-- INFORMATION PROVIDED --
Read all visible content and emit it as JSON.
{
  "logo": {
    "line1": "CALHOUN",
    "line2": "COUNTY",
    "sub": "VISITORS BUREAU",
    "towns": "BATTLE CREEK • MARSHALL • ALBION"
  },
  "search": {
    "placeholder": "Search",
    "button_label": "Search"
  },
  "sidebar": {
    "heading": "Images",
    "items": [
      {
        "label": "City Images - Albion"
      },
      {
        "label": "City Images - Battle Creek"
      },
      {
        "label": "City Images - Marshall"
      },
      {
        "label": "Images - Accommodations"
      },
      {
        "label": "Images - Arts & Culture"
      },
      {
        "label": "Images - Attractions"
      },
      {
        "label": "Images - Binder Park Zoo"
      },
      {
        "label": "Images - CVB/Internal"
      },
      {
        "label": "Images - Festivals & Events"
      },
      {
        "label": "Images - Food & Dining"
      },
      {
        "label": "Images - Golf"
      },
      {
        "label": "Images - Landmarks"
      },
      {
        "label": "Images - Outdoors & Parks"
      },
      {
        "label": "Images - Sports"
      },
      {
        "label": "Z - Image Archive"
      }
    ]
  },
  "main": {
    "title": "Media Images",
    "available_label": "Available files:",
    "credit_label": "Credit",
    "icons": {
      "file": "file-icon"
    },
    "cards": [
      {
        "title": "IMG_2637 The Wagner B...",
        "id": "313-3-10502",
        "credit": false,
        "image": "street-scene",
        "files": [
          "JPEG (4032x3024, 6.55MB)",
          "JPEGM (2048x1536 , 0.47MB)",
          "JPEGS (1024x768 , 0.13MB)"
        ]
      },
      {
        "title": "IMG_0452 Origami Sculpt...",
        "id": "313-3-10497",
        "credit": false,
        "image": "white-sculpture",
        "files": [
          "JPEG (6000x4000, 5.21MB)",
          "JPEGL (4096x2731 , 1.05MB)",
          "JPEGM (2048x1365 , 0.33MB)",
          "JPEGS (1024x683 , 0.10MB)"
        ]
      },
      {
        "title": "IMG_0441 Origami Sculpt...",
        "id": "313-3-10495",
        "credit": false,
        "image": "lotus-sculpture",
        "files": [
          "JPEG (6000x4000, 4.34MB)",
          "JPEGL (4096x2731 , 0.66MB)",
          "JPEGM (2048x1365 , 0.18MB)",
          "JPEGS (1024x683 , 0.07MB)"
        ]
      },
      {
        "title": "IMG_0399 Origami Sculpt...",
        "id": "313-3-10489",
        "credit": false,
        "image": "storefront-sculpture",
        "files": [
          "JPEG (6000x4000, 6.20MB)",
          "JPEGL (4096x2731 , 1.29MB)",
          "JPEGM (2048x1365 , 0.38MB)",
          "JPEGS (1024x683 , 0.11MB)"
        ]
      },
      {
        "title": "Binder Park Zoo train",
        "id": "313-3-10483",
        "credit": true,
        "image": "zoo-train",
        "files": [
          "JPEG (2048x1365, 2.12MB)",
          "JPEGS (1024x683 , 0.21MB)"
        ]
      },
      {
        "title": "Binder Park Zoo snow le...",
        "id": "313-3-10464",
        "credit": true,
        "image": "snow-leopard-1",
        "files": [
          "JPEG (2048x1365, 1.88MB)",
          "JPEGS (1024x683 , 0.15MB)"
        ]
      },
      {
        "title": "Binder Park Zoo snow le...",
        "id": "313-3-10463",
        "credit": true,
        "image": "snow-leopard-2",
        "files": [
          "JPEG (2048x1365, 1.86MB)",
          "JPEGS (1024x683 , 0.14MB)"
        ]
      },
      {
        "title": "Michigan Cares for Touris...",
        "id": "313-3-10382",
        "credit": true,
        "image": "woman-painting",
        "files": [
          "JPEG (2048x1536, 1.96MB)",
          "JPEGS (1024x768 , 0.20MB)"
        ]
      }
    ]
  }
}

-- DIRECTIONS --
From the entries above, copy every line containing the word "Origami".

-- EXERCISE RESPONSE --
        "title": "IMG_0452 Origami Sculpt...",
        "title": "IMG_0441 Origami Sculpt...",
        "title": "IMG_0399 Origami Sculpt...",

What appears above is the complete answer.